-- DOCUMENT TEXT follows --

Well, folks, I thought we had learned. I thought people in the church no longer compared sinful people to broken, damaged roses—or dirty silverware. Yet, my seventeen year old daughter attended a youth retreat this past weekend with a friend from an evangelical church in our area. And the speaker talked about sex and sexual ethics. He (of course, it was a man, speaking to a mixed group of boys and girls, middle school and high school ages) told these precious, beloved young people that if they failed to meet God’s standard in the area of sexual behavior, they would be like dirty silverware. And no one wants to eat with used, dirty silverware! In fact, said the pastor, God can’t and won’t use dirty silverware.
Brothers and sisters, this ought not to be. This preacher was affirming the self-righteousness of those who had not failed in the area of sexual sin (maybe because of lack of opportunity?). Some of the young people cheered him on. What a dangerous thing it is to imply that if you have never expressed your sexuality outside of marriage you are clean before God, and He can thereafter use you to His glory. And he was condemning those who had sinned, in using others for their own sexual pleasure or allowing their bodies to be used for the sexual pleasure of another, to possibly a lifetime of feeling dirty and unwanted. What a dangerous message to preach to a room full of sexual people who are just beginning to learn how to express that sexuality in healthy, God-honoring ways!

-- DOCUMENT TEXT concluded --
-- SOURCE MATERIAL follows --

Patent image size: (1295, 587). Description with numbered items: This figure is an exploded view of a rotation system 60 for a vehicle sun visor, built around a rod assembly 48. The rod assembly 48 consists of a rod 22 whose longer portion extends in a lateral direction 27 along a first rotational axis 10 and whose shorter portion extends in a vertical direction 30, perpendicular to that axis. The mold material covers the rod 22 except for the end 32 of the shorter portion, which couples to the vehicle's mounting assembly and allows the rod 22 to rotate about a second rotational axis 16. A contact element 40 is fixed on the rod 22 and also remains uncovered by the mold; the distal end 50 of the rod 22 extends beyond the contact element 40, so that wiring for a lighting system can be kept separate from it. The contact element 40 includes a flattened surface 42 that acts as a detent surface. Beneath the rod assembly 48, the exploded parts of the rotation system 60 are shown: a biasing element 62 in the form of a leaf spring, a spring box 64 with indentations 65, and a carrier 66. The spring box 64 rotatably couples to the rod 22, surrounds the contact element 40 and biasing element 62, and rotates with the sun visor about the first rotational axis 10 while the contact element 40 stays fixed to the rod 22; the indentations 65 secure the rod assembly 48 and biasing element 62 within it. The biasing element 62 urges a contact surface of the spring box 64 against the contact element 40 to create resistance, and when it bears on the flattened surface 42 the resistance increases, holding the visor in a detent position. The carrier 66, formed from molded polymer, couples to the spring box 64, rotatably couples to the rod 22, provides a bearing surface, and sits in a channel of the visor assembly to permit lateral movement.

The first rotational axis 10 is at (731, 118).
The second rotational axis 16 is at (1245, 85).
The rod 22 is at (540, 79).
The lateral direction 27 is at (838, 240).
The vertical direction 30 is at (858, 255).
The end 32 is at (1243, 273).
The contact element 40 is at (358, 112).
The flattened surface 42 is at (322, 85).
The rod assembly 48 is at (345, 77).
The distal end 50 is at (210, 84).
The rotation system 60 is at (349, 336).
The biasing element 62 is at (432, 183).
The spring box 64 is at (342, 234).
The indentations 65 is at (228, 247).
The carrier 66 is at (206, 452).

-- SOURCE MATERIAL concluded --

In the passage about the youth retreat, what did the speaker say young people would be like if they failed to meet God's standard in sexual behavior? The data are separate material and are not related to the passage.

Dirty silverware.